__Task objective__:
Find and copy lines holding "color".
▼
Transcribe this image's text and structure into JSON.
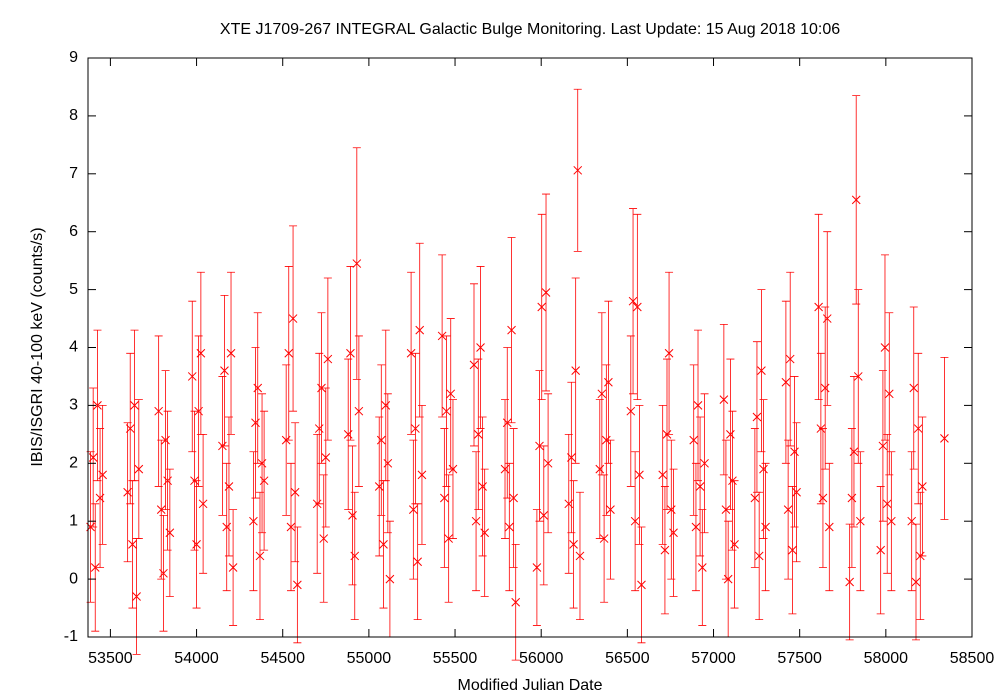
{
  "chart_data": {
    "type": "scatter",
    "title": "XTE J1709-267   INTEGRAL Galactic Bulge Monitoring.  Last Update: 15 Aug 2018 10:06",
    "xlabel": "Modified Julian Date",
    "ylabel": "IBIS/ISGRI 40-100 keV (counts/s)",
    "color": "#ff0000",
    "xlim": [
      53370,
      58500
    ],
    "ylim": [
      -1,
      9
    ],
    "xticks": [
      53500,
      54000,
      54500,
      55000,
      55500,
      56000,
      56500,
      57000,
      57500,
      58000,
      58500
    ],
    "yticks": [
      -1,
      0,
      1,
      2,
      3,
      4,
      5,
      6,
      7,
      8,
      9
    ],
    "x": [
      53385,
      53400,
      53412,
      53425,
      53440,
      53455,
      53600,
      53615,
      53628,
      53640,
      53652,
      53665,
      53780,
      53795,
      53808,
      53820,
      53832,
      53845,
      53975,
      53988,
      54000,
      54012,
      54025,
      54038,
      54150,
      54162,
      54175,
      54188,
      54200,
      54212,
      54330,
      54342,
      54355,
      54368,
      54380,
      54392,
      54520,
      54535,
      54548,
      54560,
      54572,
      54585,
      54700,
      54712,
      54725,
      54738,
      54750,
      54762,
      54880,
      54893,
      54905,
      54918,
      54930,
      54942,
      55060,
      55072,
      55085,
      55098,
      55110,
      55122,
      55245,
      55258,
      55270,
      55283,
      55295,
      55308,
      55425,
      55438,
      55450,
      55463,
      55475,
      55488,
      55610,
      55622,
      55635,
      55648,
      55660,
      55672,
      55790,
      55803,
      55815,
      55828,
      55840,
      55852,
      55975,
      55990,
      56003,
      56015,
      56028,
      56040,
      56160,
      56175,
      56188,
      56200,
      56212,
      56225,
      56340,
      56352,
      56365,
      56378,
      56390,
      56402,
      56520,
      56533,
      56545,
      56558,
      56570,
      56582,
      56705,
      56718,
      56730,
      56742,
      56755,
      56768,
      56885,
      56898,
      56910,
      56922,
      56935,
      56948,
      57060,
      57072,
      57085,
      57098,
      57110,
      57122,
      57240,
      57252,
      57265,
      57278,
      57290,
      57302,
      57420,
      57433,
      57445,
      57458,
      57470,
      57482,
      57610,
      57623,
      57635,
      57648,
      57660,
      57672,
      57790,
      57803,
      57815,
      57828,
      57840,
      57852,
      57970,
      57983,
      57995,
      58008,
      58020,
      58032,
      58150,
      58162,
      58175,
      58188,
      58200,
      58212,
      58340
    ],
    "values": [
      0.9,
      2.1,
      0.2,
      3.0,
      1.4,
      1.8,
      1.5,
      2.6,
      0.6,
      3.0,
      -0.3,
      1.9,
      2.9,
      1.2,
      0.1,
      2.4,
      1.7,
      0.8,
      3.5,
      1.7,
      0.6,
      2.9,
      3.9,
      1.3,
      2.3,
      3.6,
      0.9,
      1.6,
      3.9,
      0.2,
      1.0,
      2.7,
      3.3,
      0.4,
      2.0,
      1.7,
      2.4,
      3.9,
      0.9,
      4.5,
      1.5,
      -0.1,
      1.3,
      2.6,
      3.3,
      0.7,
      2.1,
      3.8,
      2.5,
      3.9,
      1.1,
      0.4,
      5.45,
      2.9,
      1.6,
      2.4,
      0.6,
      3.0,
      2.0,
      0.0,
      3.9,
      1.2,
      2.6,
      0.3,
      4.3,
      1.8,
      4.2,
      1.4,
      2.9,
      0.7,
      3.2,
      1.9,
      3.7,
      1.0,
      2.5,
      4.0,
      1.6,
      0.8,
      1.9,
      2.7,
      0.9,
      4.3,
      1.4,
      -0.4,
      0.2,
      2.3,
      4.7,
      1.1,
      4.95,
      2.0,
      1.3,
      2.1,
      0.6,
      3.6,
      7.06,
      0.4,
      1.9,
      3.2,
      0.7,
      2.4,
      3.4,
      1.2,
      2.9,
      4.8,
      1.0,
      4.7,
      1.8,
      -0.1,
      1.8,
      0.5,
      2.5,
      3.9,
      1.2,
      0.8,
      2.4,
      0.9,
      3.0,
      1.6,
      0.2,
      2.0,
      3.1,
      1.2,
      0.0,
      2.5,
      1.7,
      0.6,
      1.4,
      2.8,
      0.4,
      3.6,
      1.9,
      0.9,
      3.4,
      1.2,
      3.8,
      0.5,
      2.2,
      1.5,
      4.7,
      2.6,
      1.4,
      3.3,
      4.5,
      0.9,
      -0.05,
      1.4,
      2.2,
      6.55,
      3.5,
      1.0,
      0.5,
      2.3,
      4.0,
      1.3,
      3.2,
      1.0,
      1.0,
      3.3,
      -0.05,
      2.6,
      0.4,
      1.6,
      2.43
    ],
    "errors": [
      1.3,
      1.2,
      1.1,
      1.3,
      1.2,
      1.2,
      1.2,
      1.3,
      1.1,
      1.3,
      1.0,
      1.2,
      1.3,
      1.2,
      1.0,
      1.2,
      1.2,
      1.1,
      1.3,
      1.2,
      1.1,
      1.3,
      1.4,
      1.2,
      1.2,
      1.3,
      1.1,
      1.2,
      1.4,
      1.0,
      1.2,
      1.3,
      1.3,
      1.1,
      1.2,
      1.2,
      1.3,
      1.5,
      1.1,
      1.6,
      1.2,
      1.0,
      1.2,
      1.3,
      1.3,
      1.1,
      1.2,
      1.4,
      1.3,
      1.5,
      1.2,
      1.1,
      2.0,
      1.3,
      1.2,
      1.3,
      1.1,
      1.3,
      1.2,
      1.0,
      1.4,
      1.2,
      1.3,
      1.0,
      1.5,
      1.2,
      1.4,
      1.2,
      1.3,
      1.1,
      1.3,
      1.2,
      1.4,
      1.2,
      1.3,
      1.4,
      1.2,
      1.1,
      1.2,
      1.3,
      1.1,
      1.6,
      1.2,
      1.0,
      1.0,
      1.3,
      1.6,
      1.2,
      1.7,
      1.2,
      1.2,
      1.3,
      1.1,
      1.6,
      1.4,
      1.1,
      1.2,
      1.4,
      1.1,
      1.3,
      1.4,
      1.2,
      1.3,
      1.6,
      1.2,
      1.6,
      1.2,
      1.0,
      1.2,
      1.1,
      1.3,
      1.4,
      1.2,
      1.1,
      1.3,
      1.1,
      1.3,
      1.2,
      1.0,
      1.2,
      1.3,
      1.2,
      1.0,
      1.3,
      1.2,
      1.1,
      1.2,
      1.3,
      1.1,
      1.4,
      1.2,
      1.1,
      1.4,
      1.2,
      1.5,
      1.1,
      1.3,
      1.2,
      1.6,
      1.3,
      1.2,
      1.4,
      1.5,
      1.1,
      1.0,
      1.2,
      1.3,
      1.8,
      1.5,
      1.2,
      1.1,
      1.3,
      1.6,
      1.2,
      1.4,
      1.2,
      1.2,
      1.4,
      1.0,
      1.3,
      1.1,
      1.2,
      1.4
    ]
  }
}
▲
▼
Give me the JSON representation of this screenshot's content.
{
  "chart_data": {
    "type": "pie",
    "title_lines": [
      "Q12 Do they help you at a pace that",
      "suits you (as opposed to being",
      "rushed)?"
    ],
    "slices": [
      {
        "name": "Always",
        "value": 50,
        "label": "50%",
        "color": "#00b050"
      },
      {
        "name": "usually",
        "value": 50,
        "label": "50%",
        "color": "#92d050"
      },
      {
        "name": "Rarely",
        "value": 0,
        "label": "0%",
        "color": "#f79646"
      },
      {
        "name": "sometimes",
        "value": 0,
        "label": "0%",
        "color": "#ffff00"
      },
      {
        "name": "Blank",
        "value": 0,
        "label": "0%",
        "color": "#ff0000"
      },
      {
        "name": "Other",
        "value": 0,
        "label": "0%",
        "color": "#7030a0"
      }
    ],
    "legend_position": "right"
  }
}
▲
__Task response__:
    "color": "#ff0000",
        "color": "#00b050"
        "color": "#92d050"
        "color": "#f79646"
        "color": "#ffff00"
        "color": "#ff0000"
        "color": "#7030a0"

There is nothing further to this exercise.